## GOAL
Copy out the entries from the first line through the line containing "- mc-symbol: M: [592, 102, 609, 126]", changing "waveform without noise" to "clean waveform" and keeping everything else the same.

## Element box annotations
________________

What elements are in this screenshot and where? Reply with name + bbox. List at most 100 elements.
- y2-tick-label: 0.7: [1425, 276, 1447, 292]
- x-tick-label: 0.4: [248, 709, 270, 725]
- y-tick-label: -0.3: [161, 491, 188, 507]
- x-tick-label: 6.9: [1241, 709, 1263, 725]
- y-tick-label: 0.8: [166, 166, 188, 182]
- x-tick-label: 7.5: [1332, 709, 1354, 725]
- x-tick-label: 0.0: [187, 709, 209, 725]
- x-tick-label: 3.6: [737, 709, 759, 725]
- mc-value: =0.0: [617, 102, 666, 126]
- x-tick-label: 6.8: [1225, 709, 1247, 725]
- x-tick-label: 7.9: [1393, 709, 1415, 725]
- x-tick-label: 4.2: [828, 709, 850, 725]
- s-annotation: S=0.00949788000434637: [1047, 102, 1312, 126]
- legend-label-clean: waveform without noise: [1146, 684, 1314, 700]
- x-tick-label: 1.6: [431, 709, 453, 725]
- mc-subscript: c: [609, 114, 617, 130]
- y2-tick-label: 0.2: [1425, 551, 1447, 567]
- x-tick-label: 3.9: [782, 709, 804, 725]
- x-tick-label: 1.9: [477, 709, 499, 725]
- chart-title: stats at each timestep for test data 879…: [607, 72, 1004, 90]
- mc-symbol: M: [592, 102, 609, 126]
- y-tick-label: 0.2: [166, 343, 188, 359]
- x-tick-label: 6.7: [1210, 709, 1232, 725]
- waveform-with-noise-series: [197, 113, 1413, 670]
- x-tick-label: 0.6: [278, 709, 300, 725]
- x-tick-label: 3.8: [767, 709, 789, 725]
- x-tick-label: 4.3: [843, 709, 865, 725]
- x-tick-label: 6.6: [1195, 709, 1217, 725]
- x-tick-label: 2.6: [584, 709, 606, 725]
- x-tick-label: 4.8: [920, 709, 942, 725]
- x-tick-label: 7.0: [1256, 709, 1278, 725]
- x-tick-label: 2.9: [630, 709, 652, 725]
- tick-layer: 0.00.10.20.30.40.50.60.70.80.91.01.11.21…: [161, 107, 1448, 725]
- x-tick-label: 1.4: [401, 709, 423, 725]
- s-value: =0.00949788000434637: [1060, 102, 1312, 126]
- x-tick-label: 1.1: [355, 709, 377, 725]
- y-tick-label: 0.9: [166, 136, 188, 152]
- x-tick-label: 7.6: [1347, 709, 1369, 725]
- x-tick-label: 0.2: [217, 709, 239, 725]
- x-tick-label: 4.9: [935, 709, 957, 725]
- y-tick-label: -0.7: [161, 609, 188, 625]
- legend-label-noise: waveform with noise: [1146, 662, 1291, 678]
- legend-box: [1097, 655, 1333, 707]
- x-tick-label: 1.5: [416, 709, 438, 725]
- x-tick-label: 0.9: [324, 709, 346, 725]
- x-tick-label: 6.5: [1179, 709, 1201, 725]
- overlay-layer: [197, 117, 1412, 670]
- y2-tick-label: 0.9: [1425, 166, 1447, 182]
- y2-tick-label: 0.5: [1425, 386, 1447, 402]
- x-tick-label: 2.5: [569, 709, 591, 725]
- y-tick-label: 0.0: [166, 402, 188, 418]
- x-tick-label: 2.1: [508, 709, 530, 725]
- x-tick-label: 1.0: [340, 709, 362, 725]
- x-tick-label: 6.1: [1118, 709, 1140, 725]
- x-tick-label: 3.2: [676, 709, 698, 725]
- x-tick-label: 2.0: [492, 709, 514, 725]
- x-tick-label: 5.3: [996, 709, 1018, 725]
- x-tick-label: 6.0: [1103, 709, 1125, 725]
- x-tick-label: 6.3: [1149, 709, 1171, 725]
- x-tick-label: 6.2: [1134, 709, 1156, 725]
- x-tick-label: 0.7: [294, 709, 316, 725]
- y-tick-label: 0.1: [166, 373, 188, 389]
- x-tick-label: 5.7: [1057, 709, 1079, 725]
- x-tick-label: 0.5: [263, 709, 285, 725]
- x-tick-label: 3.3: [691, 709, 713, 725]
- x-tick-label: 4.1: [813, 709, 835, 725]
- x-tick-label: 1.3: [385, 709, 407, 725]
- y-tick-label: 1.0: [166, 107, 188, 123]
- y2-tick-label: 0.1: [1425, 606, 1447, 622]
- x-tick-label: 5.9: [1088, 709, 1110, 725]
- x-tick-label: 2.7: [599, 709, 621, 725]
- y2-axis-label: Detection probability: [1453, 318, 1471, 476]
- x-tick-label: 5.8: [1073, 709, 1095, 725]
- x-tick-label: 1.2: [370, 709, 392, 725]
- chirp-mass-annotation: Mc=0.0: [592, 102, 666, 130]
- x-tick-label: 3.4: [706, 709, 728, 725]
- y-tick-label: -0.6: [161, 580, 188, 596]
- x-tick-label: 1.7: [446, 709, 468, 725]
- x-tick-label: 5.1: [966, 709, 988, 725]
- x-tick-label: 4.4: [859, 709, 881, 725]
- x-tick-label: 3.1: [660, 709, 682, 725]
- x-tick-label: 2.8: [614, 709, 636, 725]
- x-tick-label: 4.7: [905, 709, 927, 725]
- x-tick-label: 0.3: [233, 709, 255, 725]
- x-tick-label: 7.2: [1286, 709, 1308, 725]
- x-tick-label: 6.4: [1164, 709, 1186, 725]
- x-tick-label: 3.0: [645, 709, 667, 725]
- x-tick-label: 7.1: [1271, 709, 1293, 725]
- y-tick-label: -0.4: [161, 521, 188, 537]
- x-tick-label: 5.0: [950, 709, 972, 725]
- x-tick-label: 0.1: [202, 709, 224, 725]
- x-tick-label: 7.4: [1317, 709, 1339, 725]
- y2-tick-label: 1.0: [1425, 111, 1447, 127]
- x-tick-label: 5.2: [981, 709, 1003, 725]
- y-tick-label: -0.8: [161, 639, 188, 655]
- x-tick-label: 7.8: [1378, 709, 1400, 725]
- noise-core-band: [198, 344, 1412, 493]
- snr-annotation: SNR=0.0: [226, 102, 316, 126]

________________

## OUTPUT BELOW
What elements are in this screenshot and where? Reply with name + bbox. List at most 100 elements.
- y2-tick-label: 0.7: [1425, 276, 1447, 292]
- x-tick-label: 0.4: [248, 709, 270, 725]
- y-tick-label: -0.3: [161, 491, 188, 507]
- x-tick-label: 6.9: [1241, 709, 1263, 725]
- y-tick-label: 0.8: [166, 166, 188, 182]
- x-tick-label: 7.5: [1332, 709, 1354, 725]
- x-tick-label: 0.0: [187, 709, 209, 725]
- x-tick-label: 3.6: [737, 709, 759, 725]
- mc-value: =0.0: [617, 102, 666, 126]
- x-tick-label: 6.8: [1225, 709, 1247, 725]
- x-tick-label: 7.9: [1393, 709, 1415, 725]
- x-tick-label: 4.2: [828, 709, 850, 725]
- s-annotation: S=0.00949788000434637: [1047, 102, 1312, 126]
- legend-label-clean: clean waveform: [1146, 684, 1314, 700]
- x-tick-label: 1.6: [431, 709, 453, 725]
- mc-subscript: c: [609, 114, 617, 130]
- y2-tick-label: 0.2: [1425, 551, 1447, 567]
- x-tick-label: 3.9: [782, 709, 804, 725]
- x-tick-label: 1.9: [477, 709, 499, 725]
- chart-title: stats at each timestep for test data 879…: [607, 72, 1004, 90]
- mc-symbol: M: [592, 102, 609, 126]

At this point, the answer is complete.